Written exercise: In the material below, list every line carrying the string "shine".

Dataset content:
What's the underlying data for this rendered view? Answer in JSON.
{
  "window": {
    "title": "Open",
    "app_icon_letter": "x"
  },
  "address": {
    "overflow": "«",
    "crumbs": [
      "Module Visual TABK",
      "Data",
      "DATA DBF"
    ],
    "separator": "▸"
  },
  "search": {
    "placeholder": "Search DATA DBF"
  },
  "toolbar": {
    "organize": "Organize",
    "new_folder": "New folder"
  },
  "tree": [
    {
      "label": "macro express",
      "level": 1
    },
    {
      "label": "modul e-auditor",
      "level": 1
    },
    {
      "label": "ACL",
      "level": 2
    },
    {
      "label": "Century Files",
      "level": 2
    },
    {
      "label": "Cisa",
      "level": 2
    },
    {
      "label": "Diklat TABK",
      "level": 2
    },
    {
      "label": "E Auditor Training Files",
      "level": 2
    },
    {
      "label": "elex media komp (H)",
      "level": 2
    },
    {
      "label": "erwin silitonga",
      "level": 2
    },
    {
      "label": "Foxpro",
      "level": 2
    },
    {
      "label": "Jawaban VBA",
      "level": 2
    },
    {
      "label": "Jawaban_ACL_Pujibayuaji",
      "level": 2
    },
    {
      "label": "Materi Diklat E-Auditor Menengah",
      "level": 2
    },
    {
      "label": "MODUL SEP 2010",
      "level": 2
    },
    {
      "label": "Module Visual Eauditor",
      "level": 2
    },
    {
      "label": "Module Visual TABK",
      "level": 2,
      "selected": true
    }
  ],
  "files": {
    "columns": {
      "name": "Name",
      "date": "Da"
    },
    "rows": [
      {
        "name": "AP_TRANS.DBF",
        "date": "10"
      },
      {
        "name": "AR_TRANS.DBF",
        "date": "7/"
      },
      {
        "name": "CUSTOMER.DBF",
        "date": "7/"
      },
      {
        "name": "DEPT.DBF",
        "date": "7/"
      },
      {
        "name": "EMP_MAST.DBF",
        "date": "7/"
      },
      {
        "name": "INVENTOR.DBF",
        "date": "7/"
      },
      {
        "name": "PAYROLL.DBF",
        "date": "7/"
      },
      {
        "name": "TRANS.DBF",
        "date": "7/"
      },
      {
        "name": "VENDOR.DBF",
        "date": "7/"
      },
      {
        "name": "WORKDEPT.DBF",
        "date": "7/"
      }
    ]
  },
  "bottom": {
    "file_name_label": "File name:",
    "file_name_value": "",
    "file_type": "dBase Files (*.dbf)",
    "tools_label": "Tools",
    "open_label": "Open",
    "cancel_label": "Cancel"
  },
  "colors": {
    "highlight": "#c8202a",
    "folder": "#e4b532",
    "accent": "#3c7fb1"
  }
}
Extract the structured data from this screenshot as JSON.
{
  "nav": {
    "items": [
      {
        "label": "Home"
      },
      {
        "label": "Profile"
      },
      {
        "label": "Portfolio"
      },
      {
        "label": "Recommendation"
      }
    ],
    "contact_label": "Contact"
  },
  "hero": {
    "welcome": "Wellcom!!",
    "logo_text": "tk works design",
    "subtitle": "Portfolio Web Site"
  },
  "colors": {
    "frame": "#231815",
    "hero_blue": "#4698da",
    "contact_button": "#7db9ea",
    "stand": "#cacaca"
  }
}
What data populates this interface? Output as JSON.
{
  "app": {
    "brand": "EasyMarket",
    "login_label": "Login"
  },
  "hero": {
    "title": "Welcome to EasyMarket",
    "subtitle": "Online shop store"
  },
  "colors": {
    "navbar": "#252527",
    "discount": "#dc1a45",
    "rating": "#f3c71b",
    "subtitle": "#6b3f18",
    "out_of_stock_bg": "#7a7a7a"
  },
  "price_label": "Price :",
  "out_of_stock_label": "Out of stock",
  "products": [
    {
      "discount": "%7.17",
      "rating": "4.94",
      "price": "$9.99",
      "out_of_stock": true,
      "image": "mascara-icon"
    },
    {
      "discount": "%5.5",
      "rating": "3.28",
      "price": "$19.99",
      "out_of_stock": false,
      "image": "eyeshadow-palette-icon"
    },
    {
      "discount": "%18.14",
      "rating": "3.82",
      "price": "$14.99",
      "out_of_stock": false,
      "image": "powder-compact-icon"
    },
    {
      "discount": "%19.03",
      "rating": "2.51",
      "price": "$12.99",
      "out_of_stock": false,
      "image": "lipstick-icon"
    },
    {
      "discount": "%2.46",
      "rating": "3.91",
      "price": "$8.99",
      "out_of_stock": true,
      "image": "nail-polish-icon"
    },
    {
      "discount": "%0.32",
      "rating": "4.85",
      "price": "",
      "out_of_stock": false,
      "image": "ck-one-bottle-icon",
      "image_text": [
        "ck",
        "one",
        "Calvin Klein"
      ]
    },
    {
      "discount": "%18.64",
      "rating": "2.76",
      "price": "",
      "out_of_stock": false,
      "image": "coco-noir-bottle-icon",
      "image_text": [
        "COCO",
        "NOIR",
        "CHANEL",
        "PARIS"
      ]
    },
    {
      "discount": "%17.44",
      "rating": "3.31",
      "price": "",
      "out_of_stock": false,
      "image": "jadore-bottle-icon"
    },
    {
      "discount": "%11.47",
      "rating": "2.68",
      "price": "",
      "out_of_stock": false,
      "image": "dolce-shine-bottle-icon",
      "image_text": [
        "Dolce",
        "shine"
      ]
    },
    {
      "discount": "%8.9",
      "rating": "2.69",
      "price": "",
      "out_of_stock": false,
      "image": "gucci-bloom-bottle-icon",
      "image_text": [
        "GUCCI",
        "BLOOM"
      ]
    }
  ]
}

Exercise answer:
      "image": "dolce-shine-bottle-icon",
        "shine"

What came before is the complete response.